(What needs to be done) Below is a listing to transcribe in full and exactly; keep the pictures out.
**** Records for the exercise
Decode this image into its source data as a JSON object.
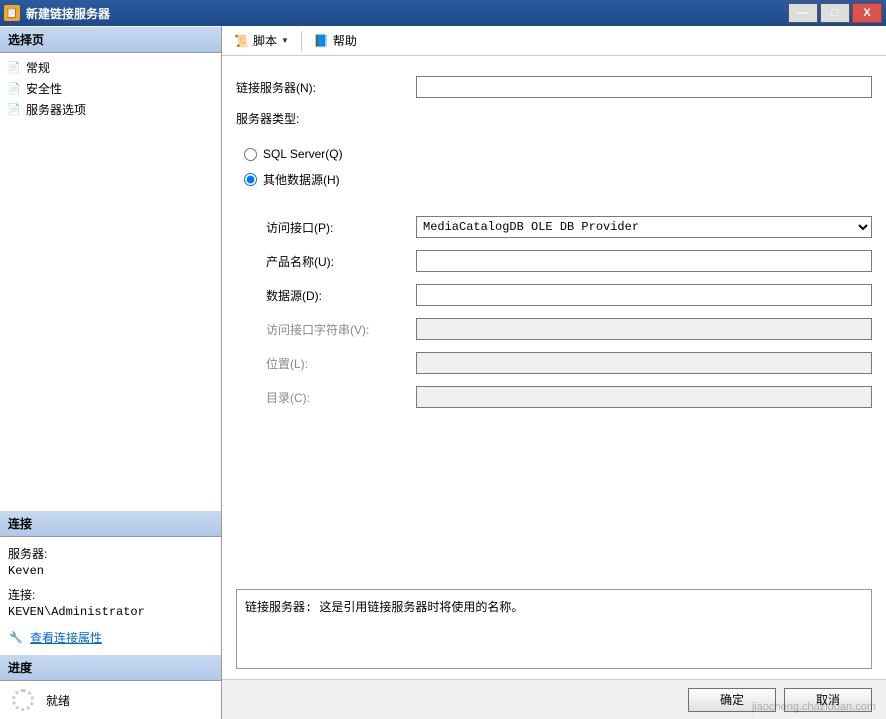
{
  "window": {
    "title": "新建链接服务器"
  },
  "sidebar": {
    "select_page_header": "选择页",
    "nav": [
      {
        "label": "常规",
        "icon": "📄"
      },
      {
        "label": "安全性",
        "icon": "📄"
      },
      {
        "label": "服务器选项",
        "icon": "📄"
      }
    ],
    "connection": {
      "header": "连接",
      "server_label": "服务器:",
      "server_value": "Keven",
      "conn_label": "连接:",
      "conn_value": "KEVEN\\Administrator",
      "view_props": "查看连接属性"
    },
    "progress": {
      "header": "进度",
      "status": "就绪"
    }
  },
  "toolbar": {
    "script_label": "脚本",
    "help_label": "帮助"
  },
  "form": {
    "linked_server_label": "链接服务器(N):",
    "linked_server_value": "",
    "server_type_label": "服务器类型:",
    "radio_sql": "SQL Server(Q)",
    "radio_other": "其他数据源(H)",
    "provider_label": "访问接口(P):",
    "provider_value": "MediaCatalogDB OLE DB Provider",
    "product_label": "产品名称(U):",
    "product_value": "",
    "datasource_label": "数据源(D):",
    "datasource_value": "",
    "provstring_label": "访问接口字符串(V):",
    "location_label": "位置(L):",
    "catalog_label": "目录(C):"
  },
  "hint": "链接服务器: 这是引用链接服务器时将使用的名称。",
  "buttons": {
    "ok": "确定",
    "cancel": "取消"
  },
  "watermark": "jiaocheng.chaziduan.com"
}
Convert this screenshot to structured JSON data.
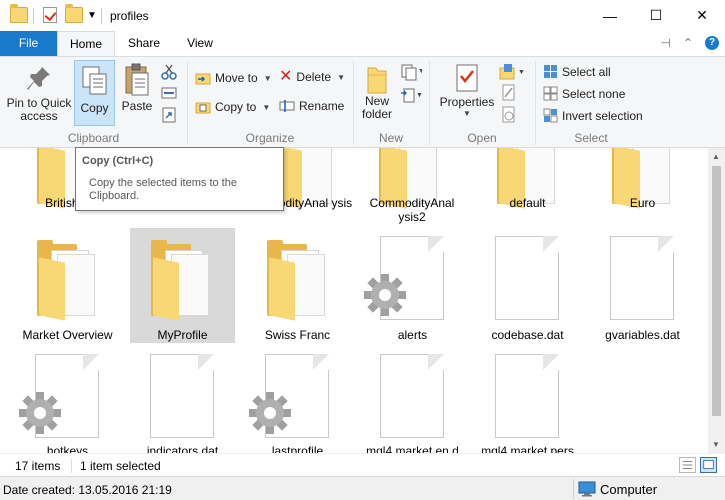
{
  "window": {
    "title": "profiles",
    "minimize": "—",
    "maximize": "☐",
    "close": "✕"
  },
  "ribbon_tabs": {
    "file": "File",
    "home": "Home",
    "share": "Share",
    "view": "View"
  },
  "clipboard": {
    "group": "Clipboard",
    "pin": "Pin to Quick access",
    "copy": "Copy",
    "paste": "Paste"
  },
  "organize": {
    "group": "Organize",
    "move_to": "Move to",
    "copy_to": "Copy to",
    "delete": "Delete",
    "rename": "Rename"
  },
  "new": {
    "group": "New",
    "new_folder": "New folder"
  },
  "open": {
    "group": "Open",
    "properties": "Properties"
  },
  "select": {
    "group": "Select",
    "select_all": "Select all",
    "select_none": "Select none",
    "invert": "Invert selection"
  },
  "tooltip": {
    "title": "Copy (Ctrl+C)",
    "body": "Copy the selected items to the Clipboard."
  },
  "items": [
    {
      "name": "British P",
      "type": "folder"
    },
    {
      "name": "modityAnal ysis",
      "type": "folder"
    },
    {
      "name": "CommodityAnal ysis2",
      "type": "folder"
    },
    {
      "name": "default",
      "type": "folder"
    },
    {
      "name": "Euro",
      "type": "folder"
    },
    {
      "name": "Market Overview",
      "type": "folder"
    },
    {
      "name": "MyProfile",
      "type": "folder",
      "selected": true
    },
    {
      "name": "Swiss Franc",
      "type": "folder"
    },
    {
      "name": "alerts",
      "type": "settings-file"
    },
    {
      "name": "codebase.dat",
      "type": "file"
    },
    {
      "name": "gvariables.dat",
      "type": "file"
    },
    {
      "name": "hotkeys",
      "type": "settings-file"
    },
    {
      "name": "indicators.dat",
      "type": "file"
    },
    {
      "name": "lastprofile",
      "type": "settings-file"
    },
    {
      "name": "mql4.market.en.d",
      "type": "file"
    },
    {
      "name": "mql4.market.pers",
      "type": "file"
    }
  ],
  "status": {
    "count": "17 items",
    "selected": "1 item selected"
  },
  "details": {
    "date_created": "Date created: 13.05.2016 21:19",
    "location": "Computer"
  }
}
********
(Finished exercise)
Decode this image into its source data as a JSON object.
{
  "window": {
    "title": "新建链接服务器"
  },
  "sidebar": {
    "select_page_header": "选择页",
    "nav": [
      {
        "label": "常规",
        "icon": "📄"
      },
      {
        "label": "安全性",
        "icon": "📄"
      },
      {
        "label": "服务器选项",
        "icon": "📄"
      }
    ],
    "connection": {
      "header": "连接",
      "server_label": "服务器:",
      "server_value": "Keven",
      "conn_label": "连接:",
      "conn_value": "KEVEN\\Administrator",
      "view_props": "查看连接属性"
    },
    "progress": {
      "header": "进度",
      "status": "就绪"
    }
  },
  "toolbar": {
    "script_label": "脚本",
    "help_label": "帮助"
  },
  "form": {
    "linked_server_label": "链接服务器(N):",
    "linked_server_value": "",
    "server_type_label": "服务器类型:",
    "radio_sql": "SQL Server(Q)",
    "radio_other": "其他数据源(H)",
    "provider_label": "访问接口(P):",
    "provider_value": "MediaCatalogDB OLE DB Provider",
    "product_label": "产品名称(U):",
    "product_value": "",
    "datasource_label": "数据源(D):",
    "datasource_value": "",
    "provstring_label": "访问接口字符串(V):",
    "location_label": "位置(L):",
    "catalog_label": "目录(C):"
  },
  "hint": "链接服务器: 这是引用链接服务器时将使用的名称。",
  "buttons": {
    "ok": "确定",
    "cancel": "取消"
  },
  "watermark": "jiaocheng.chaziduan.com"
}
Convert this screenshot to structured JSON data.
{
  "window": {
    "title": "profiles",
    "minimize": "—",
    "maximize": "☐",
    "close": "✕"
  },
  "ribbon_tabs": {
    "file": "File",
    "home": "Home",
    "share": "Share",
    "view": "View"
  },
  "clipboard": {
    "group": "Clipboard",
    "pin": "Pin to Quick access",
    "copy": "Copy",
    "paste": "Paste"
  },
  "organize": {
    "group": "Organize",
    "move_to": "Move to",
    "copy_to": "Copy to",
    "delete": "Delete",
    "rename": "Rename"
  },
  "new": {
    "group": "New",
    "new_folder": "New folder"
  },
  "open": {
    "group": "Open",
    "properties": "Properties"
  },
  "select": {
    "group": "Select",
    "select_all": "Select all",
    "select_none": "Select none",
    "invert": "Invert selection"
  },
  "tooltip": {
    "title": "Copy (Ctrl+C)",
    "body": "Copy the selected items to the Clipboard."
  },
  "items": [
    {
      "name": "British P",
      "type": "folder"
    },
    {
      "name": "modityAnal ysis",
      "type": "folder"
    },
    {
      "name": "CommodityAnal ysis2",
      "type": "folder"
    },
    {
      "name": "default",
      "type": "folder"
    },
    {
      "name": "Euro",
      "type": "folder"
    },
    {
      "name": "Market Overview",
      "type": "folder"
    },
    {
      "name": "MyProfile",
      "type": "folder",
      "selected": true
    },
    {
      "name": "Swiss Franc",
      "type": "folder"
    },
    {
      "name": "alerts",
      "type": "settings-file"
    },
    {
      "name": "codebase.dat",
      "type": "file"
    },
    {
      "name": "gvariables.dat",
      "type": "file"
    },
    {
      "name": "hotkeys",
      "type": "settings-file"
    },
    {
      "name": "indicators.dat",
      "type": "file"
    },
    {
      "name": "lastprofile",
      "type": "settings-file"
    },
    {
      "name": "mql4.market.en.d",
      "type": "file"
    },
    {
      "name": "mql4.market.pers",
      "type": "file"
    }
  ],
  "status": {
    "count": "17 items",
    "selected": "1 item selected"
  },
  "details": {
    "date_created": "Date created: 13.05.2016 21:19",
    "location": "Computer"
  }
}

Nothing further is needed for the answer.